→ YOUR TASK
Which lines hold the string "Religious"? Copy every one of them.
===============
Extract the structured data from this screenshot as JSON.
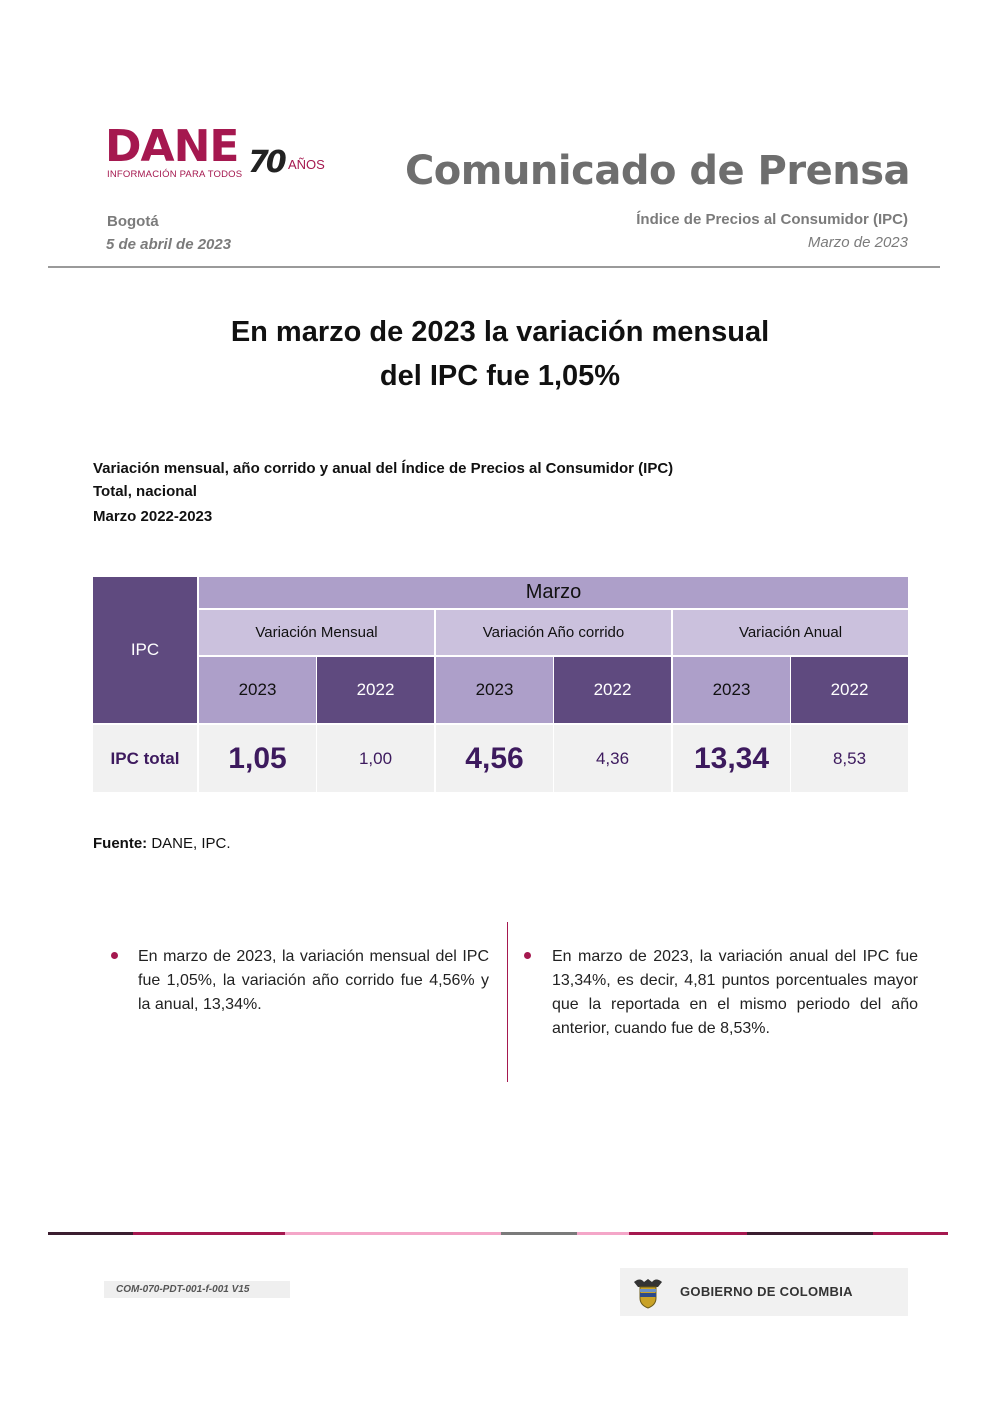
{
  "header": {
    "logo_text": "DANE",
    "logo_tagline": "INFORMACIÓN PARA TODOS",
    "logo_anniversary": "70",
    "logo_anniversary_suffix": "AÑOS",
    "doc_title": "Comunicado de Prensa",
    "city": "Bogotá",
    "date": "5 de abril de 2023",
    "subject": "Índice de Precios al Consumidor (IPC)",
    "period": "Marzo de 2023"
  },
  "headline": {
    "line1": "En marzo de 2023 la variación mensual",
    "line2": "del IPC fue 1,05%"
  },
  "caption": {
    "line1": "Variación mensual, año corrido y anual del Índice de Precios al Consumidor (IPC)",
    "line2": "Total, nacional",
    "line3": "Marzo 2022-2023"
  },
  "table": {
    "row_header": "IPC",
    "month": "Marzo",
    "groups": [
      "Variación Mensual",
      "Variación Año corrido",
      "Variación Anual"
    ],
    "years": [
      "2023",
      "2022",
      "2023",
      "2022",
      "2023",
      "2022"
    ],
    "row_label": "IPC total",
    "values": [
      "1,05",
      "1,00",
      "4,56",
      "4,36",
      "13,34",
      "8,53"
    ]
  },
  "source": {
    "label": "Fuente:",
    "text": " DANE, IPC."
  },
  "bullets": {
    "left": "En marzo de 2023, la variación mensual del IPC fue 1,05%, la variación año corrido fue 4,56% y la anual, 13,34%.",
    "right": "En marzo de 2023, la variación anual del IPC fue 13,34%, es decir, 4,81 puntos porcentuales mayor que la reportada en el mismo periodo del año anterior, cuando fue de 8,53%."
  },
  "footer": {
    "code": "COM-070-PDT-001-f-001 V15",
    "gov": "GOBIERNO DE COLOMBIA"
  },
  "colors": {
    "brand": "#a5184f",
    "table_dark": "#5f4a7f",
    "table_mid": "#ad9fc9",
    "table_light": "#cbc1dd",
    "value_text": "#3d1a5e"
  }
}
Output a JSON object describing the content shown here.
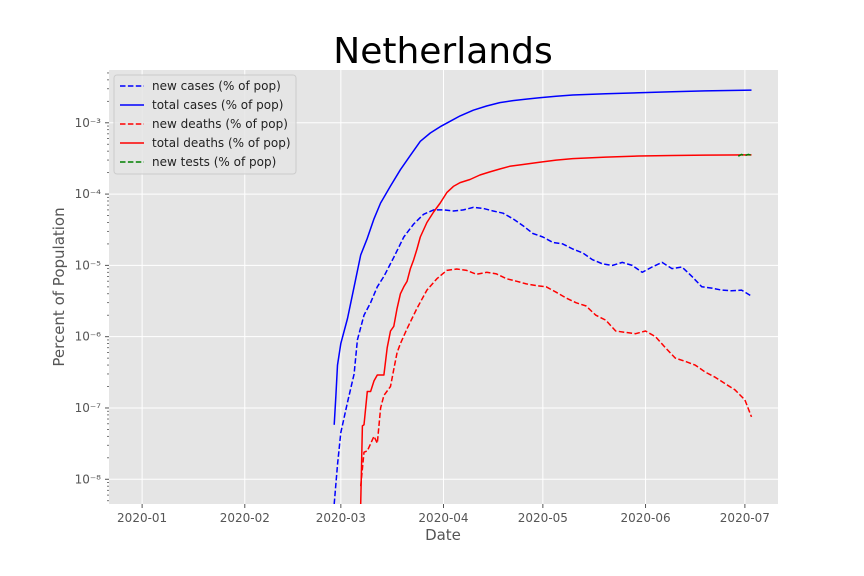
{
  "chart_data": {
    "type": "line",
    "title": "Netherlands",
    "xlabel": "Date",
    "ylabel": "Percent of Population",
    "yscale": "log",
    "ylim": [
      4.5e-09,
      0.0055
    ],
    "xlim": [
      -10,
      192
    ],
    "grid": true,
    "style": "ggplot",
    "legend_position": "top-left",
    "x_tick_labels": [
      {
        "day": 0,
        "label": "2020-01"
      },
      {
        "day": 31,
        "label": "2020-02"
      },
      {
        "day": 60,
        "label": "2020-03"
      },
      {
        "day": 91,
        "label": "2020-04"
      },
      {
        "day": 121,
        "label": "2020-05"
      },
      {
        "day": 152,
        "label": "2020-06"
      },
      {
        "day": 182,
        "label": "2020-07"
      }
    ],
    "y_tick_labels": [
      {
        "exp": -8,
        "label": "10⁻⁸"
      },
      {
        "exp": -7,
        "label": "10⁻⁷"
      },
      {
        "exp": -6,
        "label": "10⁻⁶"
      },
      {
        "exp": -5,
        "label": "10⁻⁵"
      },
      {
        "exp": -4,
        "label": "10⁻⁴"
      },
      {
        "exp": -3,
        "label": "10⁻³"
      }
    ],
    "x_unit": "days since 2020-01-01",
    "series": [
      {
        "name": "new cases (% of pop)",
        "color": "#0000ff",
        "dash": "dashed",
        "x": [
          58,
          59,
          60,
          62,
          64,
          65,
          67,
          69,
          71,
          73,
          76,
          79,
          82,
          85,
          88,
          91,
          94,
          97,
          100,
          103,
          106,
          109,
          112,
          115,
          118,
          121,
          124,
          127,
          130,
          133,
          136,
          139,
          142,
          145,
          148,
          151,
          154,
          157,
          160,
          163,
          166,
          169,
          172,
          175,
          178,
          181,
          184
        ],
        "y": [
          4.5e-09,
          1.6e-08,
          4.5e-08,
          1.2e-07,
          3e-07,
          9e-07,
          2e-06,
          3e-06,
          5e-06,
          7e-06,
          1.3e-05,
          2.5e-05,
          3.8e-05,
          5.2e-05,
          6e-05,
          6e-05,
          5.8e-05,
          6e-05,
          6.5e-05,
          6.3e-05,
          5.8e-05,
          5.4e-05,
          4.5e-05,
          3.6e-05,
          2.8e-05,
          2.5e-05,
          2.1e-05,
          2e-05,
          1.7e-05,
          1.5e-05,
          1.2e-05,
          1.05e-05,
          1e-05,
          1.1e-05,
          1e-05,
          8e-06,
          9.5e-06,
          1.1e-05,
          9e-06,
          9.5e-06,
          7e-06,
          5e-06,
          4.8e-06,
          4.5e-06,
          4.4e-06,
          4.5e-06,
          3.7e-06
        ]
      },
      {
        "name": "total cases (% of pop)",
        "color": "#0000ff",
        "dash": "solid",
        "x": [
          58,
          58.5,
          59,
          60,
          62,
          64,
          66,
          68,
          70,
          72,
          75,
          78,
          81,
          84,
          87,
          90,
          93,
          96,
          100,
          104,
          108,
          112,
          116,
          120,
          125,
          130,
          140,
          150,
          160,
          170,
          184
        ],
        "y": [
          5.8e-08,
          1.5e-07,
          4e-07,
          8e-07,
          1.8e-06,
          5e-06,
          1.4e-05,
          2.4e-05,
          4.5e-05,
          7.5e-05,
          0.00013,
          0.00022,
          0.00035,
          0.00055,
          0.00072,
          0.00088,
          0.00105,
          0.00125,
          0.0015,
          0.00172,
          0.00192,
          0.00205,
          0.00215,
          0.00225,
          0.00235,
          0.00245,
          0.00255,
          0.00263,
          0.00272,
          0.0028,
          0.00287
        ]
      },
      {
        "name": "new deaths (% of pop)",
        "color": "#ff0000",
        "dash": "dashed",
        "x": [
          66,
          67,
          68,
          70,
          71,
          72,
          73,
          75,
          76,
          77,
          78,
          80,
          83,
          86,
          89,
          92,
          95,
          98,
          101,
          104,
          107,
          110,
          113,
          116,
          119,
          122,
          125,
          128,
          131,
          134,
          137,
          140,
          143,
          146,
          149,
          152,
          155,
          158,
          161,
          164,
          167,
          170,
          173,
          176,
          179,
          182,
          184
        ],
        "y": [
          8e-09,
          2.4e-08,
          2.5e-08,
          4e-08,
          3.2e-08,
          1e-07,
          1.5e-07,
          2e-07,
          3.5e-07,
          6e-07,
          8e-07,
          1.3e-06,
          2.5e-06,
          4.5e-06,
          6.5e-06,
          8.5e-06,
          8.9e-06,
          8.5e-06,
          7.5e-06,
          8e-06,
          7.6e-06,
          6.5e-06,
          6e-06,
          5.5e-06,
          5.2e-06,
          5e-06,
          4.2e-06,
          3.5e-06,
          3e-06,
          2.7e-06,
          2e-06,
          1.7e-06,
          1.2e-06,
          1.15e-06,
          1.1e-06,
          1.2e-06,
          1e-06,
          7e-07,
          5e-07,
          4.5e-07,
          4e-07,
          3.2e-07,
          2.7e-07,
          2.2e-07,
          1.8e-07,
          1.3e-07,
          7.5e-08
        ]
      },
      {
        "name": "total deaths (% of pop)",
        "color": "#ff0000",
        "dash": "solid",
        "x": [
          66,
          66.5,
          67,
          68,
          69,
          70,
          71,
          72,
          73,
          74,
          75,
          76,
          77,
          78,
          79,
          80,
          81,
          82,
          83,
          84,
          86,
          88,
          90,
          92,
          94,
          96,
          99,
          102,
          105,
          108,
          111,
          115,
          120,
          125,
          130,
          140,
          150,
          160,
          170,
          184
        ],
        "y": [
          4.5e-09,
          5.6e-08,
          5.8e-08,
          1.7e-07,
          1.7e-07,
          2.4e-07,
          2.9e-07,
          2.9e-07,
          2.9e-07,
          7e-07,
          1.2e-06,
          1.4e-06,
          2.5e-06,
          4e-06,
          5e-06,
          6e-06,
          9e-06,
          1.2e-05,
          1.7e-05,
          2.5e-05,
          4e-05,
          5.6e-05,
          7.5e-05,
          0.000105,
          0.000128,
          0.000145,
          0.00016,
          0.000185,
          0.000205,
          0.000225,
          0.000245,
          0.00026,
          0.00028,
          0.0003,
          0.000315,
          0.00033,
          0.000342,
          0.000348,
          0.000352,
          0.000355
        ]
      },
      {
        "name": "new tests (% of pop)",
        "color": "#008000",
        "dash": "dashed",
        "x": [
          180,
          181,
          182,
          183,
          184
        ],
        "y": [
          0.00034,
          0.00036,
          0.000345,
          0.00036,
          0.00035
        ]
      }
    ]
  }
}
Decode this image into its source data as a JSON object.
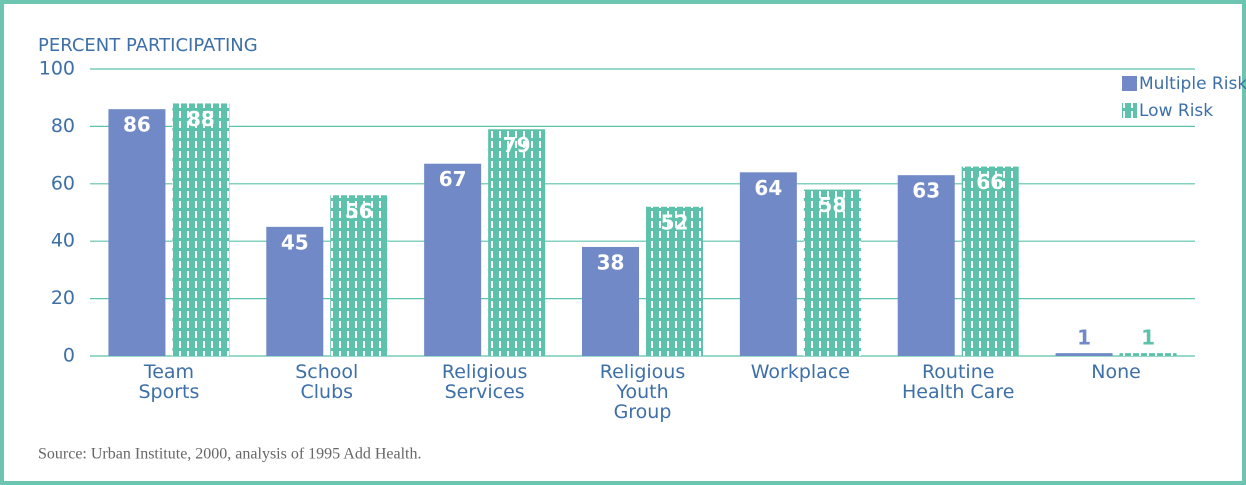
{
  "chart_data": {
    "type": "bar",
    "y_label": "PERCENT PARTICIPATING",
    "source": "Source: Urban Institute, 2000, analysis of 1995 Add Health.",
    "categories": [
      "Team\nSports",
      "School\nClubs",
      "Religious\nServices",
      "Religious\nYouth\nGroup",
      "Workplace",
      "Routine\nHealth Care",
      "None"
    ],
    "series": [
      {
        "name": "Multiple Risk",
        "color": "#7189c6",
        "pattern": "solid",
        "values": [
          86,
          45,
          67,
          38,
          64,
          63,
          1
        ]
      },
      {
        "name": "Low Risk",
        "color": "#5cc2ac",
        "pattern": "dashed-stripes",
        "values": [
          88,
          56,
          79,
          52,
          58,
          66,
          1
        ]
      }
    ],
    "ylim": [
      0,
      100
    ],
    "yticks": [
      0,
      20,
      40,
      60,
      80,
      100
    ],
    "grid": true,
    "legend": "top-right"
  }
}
===============
→ OUTPUT FOR THIS EXERCISE
      "Religious\nServices",
      "Religious\nYouth\nGroup",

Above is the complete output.